(Saved data entries)
####################
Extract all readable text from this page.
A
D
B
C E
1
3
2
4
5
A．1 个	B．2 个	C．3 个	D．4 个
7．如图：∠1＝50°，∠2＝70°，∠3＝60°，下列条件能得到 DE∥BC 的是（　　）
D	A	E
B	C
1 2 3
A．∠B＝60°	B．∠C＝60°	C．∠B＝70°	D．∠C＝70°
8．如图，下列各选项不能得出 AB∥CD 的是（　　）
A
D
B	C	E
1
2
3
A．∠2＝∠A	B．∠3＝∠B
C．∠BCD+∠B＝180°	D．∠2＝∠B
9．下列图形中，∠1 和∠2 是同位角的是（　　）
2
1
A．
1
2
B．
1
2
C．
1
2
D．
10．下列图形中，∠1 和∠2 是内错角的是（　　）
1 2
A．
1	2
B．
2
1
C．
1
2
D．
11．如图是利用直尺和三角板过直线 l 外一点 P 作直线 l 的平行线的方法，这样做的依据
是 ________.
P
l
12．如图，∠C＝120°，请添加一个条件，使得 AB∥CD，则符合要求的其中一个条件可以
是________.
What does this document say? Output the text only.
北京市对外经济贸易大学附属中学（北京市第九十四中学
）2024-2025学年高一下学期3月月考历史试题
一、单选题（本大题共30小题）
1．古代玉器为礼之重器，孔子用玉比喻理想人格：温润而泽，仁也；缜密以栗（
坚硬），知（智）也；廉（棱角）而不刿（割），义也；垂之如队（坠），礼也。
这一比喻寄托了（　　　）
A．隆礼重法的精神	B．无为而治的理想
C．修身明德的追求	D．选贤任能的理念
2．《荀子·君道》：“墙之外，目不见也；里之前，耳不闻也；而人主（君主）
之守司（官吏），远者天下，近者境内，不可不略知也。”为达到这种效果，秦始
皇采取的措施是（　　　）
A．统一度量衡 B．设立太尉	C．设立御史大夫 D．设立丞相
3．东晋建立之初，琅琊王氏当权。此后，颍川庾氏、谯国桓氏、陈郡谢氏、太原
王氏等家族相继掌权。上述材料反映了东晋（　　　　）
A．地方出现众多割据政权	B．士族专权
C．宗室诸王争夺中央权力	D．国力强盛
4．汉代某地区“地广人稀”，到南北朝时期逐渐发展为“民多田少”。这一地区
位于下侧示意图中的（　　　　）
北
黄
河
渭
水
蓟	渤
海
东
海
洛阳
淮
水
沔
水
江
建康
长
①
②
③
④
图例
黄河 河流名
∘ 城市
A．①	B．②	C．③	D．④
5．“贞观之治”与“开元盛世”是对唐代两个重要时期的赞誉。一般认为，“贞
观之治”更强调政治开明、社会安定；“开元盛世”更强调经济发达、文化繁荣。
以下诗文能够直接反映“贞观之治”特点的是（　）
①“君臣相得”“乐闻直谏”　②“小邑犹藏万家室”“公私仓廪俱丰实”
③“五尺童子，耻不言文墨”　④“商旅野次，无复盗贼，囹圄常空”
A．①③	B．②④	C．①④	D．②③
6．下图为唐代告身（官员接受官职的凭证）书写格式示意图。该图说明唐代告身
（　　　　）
####################
→ Task to carry out: Where does the word "text" appear in the listing? List each line that holds it.

→ Response to this task:
Extract all readable text from this page.
What does this document say? Output the text only.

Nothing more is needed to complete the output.